[START OF PROVIDED RECORDS]

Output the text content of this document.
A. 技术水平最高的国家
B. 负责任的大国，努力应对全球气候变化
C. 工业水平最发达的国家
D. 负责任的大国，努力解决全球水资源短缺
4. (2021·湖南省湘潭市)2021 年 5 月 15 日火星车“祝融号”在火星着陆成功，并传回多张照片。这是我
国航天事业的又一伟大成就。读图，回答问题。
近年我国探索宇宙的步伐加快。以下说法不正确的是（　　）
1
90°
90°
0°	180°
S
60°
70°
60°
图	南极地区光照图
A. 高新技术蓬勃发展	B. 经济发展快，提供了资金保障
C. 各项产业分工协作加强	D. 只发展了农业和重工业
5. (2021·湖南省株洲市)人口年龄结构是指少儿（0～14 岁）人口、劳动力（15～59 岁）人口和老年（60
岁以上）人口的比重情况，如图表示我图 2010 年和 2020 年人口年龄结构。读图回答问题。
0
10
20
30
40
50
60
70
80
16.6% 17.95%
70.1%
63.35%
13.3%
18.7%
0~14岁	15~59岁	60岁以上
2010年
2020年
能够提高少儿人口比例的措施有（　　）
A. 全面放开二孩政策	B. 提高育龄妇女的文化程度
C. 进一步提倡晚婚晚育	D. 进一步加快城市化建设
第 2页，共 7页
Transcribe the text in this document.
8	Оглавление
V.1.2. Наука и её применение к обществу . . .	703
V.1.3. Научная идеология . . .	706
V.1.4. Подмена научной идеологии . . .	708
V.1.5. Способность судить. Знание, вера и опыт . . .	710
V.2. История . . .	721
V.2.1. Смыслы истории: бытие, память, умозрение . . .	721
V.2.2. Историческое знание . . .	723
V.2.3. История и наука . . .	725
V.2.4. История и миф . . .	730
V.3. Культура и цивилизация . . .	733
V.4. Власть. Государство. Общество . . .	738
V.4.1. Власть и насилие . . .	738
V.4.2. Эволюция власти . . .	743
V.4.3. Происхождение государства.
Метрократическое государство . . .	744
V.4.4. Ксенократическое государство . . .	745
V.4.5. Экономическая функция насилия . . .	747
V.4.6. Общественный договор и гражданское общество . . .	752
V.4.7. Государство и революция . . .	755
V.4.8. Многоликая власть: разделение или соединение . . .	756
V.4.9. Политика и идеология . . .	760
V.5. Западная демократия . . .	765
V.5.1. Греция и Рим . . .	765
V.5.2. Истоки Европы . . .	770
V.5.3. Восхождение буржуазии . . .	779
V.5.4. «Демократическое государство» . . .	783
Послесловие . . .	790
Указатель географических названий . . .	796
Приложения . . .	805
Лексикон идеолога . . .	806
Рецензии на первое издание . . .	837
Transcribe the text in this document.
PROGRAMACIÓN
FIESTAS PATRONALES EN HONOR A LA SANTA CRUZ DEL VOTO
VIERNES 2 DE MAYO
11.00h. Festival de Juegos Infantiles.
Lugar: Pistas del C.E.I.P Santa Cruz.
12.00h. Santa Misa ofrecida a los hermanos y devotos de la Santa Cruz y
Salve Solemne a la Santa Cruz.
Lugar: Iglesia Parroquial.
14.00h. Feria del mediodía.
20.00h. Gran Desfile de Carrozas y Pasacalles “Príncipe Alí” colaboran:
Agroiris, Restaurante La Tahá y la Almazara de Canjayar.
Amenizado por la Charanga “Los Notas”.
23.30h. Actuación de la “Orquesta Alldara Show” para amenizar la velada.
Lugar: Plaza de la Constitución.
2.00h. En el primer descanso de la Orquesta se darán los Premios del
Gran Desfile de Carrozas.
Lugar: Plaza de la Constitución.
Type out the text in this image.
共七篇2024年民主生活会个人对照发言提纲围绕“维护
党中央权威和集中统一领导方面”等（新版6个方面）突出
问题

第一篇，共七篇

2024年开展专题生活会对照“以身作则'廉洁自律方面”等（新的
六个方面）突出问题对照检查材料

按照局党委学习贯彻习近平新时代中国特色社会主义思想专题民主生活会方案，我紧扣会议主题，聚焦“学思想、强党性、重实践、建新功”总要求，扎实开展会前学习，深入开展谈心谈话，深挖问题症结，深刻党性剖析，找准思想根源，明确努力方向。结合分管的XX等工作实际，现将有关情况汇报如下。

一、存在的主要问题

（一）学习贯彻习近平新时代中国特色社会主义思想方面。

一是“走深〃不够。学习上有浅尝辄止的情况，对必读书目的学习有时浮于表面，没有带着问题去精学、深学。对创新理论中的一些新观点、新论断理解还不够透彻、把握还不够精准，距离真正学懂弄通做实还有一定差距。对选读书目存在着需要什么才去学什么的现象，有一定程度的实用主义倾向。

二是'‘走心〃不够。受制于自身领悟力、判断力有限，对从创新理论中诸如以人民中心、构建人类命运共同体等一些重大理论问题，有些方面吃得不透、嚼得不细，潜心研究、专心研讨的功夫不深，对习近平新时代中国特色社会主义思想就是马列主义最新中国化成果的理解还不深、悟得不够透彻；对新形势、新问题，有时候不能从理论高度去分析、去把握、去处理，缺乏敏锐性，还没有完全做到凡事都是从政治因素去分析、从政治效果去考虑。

[END OF PROVIDED RECORDS]

SET TASK →
Write the listing out again, exactly as it reads.

ANSWER →
Output the text content of this document.
A. 技术水平最高的国家
B. 负责任的大国，努力应对全球气候变化
C. 工业水平最发达的国家
D. 负责任的大国，努力解决全球水资源短缺
4. (2021·湖南省湘潭市)2021 年 5 月 15 日火星车“祝融号”在火星着陆成功，并传回多张照片。这是我
国航天事业的又一伟大成就。读图，回答问题。
近年我国探索宇宙的步伐加快。以下说法不正确的是（　　）
1
90°
90°
0°	180°
S
60°
70°
60°
图	南极地区光照图
A. 高新技术蓬勃发展	B. 经济发展快，提供了资金保障
C. 各项产业分工协作加强	D. 只发展了农业和重工业
5. (2021·湖南省株洲市)人口年龄结构是指少儿（0～14 岁）人口、劳动力（15～59 岁）人口和老年（60
岁以上）人口的比重情况，如图表示我图 2010 年和 2020 年人口年龄结构。读图回答问题。
0
10
20
30
40
50
60
70
80
16.6% 17.95%
70.1%
63.35%
13.3%
18.7%
0~14岁	15~59岁	60岁以上
2010年
2020年
能够提高少儿人口比例的措施有（　　）
A. 全面放开二孩政策	B. 提高育龄妇女的文化程度
C. 进一步提倡晚婚晚育	D. 进一步加快城市化建设
第 2页，共 7页
Transcribe the text in this document.
8	Оглавление
V.1.2. Наука и её применение к обществу . . .	703
V.1.3. Научная идеология . . .	706
V.1.4. Подмена научной идеологии . . .	708
V.1.5. Способность судить. Знание, вера и опыт . . .	710
V.2. История . . .	721
V.2.1. Смыслы истории: бытие, память, умозрение . . .	721
V.2.2. Историческое знание . . .	723
V.2.3. История и наука . . .	725
V.2.4. История и миф . . .	730
V.3. Культура и цивилизация . . .	733
V.4. Власть. Государство. Общество . . .	738
V.4.1. Власть и насилие . . .	738
V.4.2. Эволюция власти . . .	743
V.4.3. Происхождение государства.
Метрократическое государство . . .	744
V.4.4. Ксенократическое государство . . .	745
V.4.5. Экономическая функция насилия . . .	747
V.4.6. Общественный договор и гражданское общество . . .	752
V.4.7. Государство и революция . . .	755
V.4.8. Многоликая власть: разделение или соединение . . .	756
V.4.9. Политика и идеология . . .	760
V.5. Западная демократия . . .	765
V.5.1. Греция и Рим . . .	765
V.5.2. Истоки Европы . . .	770
V.5.3. Восхождение буржуазии . . .	779
V.5.4. «Демократическое государство» . . .	783
Послесловие . . .	790
Указатель географических названий . . .	796
Приложения . . .	805
Лексикон идеолога . . .	806
Рецензии на первое издание . . .	837
Transcribe the text in this document.
PROGRAMACIÓN
FIESTAS PATRONALES EN HONOR A LA SANTA CRUZ DEL VOTO
VIERNES 2 DE MAYO
11.00h. Festival de Juegos Infantiles.
Lugar: Pistas del C.E.I.P Santa Cruz.
12.00h. Santa Misa ofrecida a los hermanos y devotos de la Santa Cruz y
Salve Solemne a la Santa Cruz.
Lugar: Iglesia Parroquial.
14.00h. Feria del mediodía.
20.00h. Gran Desfile de Carrozas y Pasacalles “Príncipe Alí” colaboran:
Agroiris, Restaurante La Tahá y la Almazara de Canjayar.
Amenizado por la Charanga “Los Notas”.
23.30h. Actuación de la “Orquesta Alldara Show” para amenizar la velada.
Lugar: Plaza de la Constitución.
2.00h. En el primer descanso de la Orquesta se darán los Premios del
Gran Desfile de Carrozas.
Lugar: Plaza de la Constitución.
Type out the text in this image.
共七篇2024年民主生活会个人对照发言提纲围绕“维护
党中央权威和集中统一领导方面”等（新版6个方面）突出
问题

第一篇，共七篇

2024年开展专题生活会对照“以身作则'廉洁自律方面”等（新的
六个方面）突出问题对照检查材料

按照局党委学习贯彻习近平新时代中国特色社会主义思想专题民主生活会方案，我紧扣会议主题，聚焦“学思想、强党性、重实践、建新功”总要求，扎实开展会前学习，深入开展谈心谈话，深挖问题症结，深刻党性剖析，找准思想根源，明确努力方向。结合分管的XX等工作实际，现将有关情况汇报如下。

一、存在的主要问题

（一）学习贯彻习近平新时代中国特色社会主义思想方面。

一是“走深〃不够。学习上有浅尝辄止的情况，对必读书目的学习有时浮于表面，没有带着问题去精学、深学。对创新理论中的一些新观点、新论断理解还不够透彻、把握还不够精准，距离真正学懂弄通做实还有一定差距。对选读书目存在着需要什么才去学什么的现象，有一定程度的实用主义倾向。

二是'‘走心〃不够。受制于自身领悟力、判断力有限，对从创新理论中诸如以人民中心、构建人类命运共同体等一些重大理论问题，有些方面吃得不透、嚼得不细，潜心研究、专心研讨的功夫不深，对习近平新时代中国特色社会主义思想就是马列主义最新中国化成果的理解还不深、悟得不够透彻；对新形势、新问题，有时候不能从理论高度去分析、去把握、去处理，缺乏敏锐性，还没有完全做到凡事都是从政治因素去分析、从政治效果去考虑。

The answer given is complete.